## [DATA FOR THIS EXERCISE]
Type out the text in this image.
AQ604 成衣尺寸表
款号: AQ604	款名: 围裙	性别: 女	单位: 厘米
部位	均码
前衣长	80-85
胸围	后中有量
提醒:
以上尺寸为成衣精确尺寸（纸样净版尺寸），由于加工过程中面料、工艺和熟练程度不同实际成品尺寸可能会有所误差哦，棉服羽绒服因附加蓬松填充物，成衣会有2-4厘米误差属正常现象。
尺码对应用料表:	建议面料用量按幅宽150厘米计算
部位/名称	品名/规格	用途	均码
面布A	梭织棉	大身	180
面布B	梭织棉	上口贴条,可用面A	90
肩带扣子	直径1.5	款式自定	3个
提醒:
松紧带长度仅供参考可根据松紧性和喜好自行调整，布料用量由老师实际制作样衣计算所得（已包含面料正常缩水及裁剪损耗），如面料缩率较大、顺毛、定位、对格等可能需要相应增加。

## [AIM]
Return all of the data word for word.

## [SOLUTION TO THIS TASK]
Type out the text in this image.
AQ604 成衣尺寸表
款号: AQ604	款名: 围裙	性别: 女	单位: 厘米
部位	均码
前衣长	80-85
胸围	后中有量
提醒:
以上尺寸为成衣精确尺寸（纸样净版尺寸），由于加工过程中面料、工艺和熟练程度不同实际成品尺寸可能会有所误差哦，棉服羽绒服因附加蓬松填充物，成衣会有2-4厘米误差属正常现象。
尺码对应用料表:	建议面料用量按幅宽150厘米计算
部位/名称	品名/规格	用途	均码
面布A	梭织棉	大身	180
面布B	梭织棉	上口贴条,可用面A	90
肩带扣子	直径1.5	款式自定	3个
提醒:
松紧带长度仅供参考可根据松紧性和喜好自行调整，布料用量由老师实际制作样衣计算所得（已包含面料正常缩水及裁剪损耗），如面料缩率较大、顺毛、定位、对格等可能需要相应增加。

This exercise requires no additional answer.